======== Stored data

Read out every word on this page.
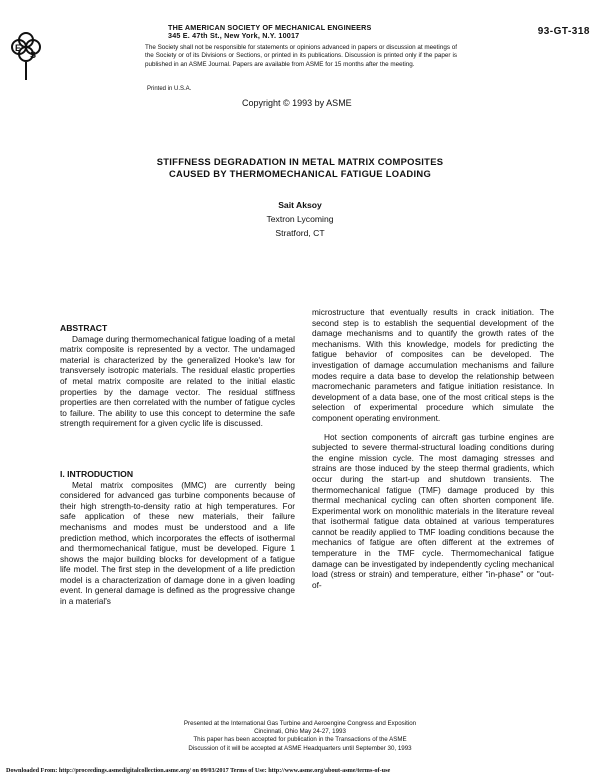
E
S
THE AMERICAN SOCIETY OF MECHANICAL ENGINEERS
345 E. 47th St., New York, N.Y. 10017	93-GT-318
The Society shall not be responsible for statements or opinions advanced in papers or discussion at meetings of the Society or of its Divisions or Sections, or printed in its publications. Discussion is printed only if the paper is published in an ASME Journal. Papers are available from ASME for 15 months after the meeting.
Printed in U.S.A.
Copyright © 1993 by ASME
STIFFNESS DEGRADATION IN METAL MATRIX COMPOSITES
CAUSED BY THERMOMECHANICAL FATIGUE LOADING
Sait Aksoy
Textron Lycoming
Stratford, CT
ABSTRACT

Damage during thermomechanical fatigue loading of a metal matrix composite is represented by a vector. The undamaged material is characterized by the generalized Hooke's law for transversely isotropic materials. The residual elastic properties of metal matrix composite are related to the initial elastic properties by the damage vector. The residual stiffness properties are then correlated with the number of fatigue cycles to failure. The ability to use this concept to determine the safe strength requirement for a given cyclic life is discussed.

I. INTRODUCTION

Metal matrix composites (MMC) are currently being considered for advanced gas turbine components because of their high strength-to-density ratio at high temperatures. For safe application of these new materials, their failure mechanisms and modes must be understood and a life prediction method, which incorporates the effects of isothermal and thermomechanical fatigue, must be developed. Figure 1 shows the major building blocks for development of a fatigue life model. The first step in the development of a life prediction model is a characterization of damage done in a given loading event. In general damage is defined as the progressive change in a material's

microstructure that eventually results in crack initiation. The second step is to establish the sequential development of the damage mechanisms and to quantify the growth rates of the mechanisms. With this knowledge, models for predicting the fatigue behavior of composites can be developed. The investigation of damage accumulation mechanisms and failure modes require a data base to develop the relationship between macromechanic parameters and fatigue initiation resistance. In development of a data base, one of the most critical steps is the selection of experimental procedure which simulate the component operating environment.

Hot section components of aircraft gas turbine engines are subjected to severe thermal-structural loading conditions during the engine mission cycle. The most damaging stresses and strains are those induced by the steep thermal gradients, which occur during the start-up and shutdown transients. The thermomechanical fatigue (TMF) damage produced by this thermal mechanical cycling can often shorten component life. Experimental work on monolithic materials in the literature reveal that isothermal fatigue data obtained at various temperatures cannot be readily applied to TMF loading conditions because the mechanics of fatigue are often different at the extremes of temperature in the TMF cycle. Thermomechanical fatigue damage can be investigated by independently cycling mechanical load (stress or strain) and temperature, either "in-phase" or "out-of-

Presented at the International Gas Turbine and Aeroengine Congress and Exposition
Cincinnati, Ohio May 24-27, 1993
This paper has been accepted for publication in the Transactions of the ASME
Discussion of it will be accepted at ASME Headquarters until September 30, 1993
Downloaded From: http://proceedings.asmedigitalcollection.asme.org/ on 09/03/2017 Terms of Use: http://www.asme.org/about-asme/terms-of-use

================

#### Aim
Repeat the material above verbatim. Leave the pictures behind.

#### Result
Read out every word on this page.
E
S
THE AMERICAN SOCIETY OF MECHANICAL ENGINEERS
345 E. 47th St., New York, N.Y. 10017	93-GT-318
The Society shall not be responsible for statements or opinions advanced in papers or discussion at meetings of the Society or of its Divisions or Sections, or printed in its publications. Discussion is printed only if the paper is published in an ASME Journal. Papers are available from ASME for 15 months after the meeting.
Printed in U.S.A.
Copyright © 1993 by ASME
STIFFNESS DEGRADATION IN METAL MATRIX COMPOSITES
CAUSED BY THERMOMECHANICAL FATIGUE LOADING
Sait Aksoy
Textron Lycoming
Stratford, CT
ABSTRACT

Damage during thermomechanical fatigue loading of a metal matrix composite is represented by a vector. The undamaged material is characterized by the generalized Hooke's law for transversely isotropic materials. The residual elastic properties of metal matrix composite are related to the initial elastic properties by the damage vector. The residual stiffness properties are then correlated with the number of fatigue cycles to failure. The ability to use this concept to determine the safe strength requirement for a given cyclic life is discussed.

I. INTRODUCTION

Metal matrix composites (MMC) are currently being considered for advanced gas turbine components because of their high strength-to-density ratio at high temperatures. For safe application of these new materials, their failure mechanisms and modes must be understood and a life prediction method, which incorporates the effects of isothermal and thermomechanical fatigue, must be developed. Figure 1 shows the major building blocks for development of a fatigue life model. The first step in the development of a life prediction model is a characterization of damage done in a given loading event. In general damage is defined as the progressive change in a material's

microstructure that eventually results in crack initiation. The second step is to establish the sequential development of the damage mechanisms and to quantify the growth rates of the mechanisms. With this knowledge, models for predicting the fatigue behavior of composites can be developed. The investigation of damage accumulation mechanisms and failure modes require a data base to develop the relationship between macromechanic parameters and fatigue initiation resistance. In development of a data base, one of the most critical steps is the selection of experimental procedure which simulate the component operating environment.

Hot section components of aircraft gas turbine engines are subjected to severe thermal-structural loading conditions during the engine mission cycle. The most damaging stresses and strains are those induced by the steep thermal gradients, which occur during the start-up and shutdown transients. The thermomechanical fatigue (TMF) damage produced by this thermal mechanical cycling can often shorten component life. Experimental work on monolithic materials in the literature reveal that isothermal fatigue data obtained at various temperatures cannot be readily applied to TMF loading conditions because the mechanics of fatigue are often different at the extremes of temperature in the TMF cycle. Thermomechanical fatigue damage can be investigated by independently cycling mechanical load (stress or strain) and temperature, either "in-phase" or "out-of-

Presented at the International Gas Turbine and Aeroengine Congress and Exposition
Cincinnati, Ohio May 24-27, 1993
This paper has been accepted for publication in the Transactions of the ASME
Discussion of it will be accepted at ASME Headquarters until September 30, 1993
Downloaded From: http://proceedings.asmedigitalcollection.asme.org/ on 09/03/2017 Terms of Use: http://www.asme.org/about-asme/terms-of-use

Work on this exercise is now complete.